* _Problem statement_: Identify and pull out each line of the entries in which "served" occurs.

* _Provided material_:
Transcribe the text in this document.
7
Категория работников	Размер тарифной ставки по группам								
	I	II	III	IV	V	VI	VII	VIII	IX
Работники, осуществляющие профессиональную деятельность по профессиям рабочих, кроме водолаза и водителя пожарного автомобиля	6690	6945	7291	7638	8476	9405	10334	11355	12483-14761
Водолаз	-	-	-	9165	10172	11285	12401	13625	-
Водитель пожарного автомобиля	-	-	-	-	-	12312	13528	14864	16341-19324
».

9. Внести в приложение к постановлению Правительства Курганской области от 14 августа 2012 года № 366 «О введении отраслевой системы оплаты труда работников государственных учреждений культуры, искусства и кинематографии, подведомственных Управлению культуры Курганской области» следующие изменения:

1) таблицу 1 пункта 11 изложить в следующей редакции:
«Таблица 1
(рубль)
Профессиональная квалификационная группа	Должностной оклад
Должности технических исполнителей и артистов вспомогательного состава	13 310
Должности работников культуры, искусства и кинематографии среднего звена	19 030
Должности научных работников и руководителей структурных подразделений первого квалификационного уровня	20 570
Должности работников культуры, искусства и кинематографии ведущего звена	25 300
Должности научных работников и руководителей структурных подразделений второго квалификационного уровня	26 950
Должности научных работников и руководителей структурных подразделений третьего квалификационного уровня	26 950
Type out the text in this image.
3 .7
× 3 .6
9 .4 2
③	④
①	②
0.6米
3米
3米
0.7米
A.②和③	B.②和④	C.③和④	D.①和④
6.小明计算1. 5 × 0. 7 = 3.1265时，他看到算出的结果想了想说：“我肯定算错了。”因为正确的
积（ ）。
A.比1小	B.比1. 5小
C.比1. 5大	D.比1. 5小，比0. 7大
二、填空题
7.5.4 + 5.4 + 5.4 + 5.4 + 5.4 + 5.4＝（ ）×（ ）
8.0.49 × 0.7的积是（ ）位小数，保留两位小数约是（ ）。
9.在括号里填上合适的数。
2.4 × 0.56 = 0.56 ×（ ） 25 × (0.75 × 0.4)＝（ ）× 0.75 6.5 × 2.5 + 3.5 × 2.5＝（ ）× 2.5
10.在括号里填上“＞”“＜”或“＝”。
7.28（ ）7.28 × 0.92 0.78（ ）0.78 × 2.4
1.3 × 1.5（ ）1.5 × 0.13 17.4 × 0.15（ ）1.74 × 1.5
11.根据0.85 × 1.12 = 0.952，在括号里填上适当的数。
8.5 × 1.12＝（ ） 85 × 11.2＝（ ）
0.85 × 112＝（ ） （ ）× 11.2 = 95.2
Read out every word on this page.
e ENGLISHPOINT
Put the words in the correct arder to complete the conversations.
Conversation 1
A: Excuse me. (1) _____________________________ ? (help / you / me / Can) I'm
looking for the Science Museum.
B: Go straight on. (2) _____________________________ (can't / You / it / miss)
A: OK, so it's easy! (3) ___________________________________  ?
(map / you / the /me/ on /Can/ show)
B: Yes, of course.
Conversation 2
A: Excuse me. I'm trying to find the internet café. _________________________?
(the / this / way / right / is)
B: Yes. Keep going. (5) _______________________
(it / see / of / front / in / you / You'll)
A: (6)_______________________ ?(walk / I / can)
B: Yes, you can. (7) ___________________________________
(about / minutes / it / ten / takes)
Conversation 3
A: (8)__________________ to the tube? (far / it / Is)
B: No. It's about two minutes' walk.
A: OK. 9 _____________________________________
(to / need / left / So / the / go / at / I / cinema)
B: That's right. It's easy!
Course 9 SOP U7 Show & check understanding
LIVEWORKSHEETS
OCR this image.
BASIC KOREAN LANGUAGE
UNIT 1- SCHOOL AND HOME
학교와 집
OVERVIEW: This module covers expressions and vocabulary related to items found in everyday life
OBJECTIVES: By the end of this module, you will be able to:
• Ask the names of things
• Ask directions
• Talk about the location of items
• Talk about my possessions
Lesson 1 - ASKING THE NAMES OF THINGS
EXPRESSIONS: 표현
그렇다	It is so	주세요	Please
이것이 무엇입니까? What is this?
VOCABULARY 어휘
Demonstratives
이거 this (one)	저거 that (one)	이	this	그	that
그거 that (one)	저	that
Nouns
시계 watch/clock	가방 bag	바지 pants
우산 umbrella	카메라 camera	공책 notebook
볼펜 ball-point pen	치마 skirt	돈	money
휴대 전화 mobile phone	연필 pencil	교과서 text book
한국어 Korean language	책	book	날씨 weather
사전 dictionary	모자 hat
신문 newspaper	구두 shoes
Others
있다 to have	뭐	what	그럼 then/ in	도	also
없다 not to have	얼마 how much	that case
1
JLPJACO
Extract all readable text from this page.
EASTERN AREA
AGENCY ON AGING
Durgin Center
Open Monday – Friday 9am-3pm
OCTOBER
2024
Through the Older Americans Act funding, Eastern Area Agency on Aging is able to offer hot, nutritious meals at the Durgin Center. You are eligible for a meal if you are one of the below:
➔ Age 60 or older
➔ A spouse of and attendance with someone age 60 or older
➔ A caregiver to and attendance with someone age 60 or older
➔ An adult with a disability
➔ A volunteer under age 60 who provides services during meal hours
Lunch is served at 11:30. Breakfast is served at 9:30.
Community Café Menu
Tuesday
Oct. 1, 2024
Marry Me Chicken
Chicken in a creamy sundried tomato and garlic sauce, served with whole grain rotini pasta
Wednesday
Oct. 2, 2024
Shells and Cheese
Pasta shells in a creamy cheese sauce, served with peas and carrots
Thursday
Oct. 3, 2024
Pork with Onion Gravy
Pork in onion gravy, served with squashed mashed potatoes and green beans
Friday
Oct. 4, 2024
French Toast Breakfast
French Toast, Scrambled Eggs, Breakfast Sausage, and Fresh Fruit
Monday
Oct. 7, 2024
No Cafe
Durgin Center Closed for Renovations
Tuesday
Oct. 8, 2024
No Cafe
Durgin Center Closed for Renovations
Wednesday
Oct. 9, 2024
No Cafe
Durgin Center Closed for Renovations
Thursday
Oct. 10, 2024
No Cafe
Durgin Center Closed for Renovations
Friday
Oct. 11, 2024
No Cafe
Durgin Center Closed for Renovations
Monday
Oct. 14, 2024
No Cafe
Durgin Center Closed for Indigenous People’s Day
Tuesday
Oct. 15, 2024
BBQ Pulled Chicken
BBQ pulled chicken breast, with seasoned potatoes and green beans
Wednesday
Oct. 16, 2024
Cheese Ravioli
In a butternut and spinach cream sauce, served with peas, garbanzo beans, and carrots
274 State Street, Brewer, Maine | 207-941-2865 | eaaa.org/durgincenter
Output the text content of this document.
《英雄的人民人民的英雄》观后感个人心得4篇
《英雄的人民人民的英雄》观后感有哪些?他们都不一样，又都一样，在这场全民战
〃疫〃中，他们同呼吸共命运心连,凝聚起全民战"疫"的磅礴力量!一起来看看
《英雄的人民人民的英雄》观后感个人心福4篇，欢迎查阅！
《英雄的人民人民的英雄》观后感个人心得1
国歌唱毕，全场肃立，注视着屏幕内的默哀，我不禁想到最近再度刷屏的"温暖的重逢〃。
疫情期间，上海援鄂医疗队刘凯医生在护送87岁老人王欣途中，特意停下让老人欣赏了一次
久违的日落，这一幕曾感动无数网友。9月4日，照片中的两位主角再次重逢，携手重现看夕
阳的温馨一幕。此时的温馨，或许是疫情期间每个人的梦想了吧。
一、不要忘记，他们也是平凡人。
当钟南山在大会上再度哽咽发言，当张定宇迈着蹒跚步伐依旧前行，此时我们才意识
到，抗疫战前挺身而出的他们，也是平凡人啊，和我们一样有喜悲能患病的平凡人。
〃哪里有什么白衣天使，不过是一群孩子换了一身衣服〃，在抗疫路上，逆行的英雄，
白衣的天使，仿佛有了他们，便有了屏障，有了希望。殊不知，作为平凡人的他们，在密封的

* _Full response_:
Lunch is served at 11:30. Breakfast is served at 9:30.
Chicken in a creamy sundried tomato and garlic sauce, served with whole grain rotini pasta
Pasta shells in a creamy cheese sauce, served with peas and carrots
Pork in onion gravy, served with squashed mashed potatoes and green beans
In a butternut and spinach cream sauce, served with peas, garbanzo beans, and carrots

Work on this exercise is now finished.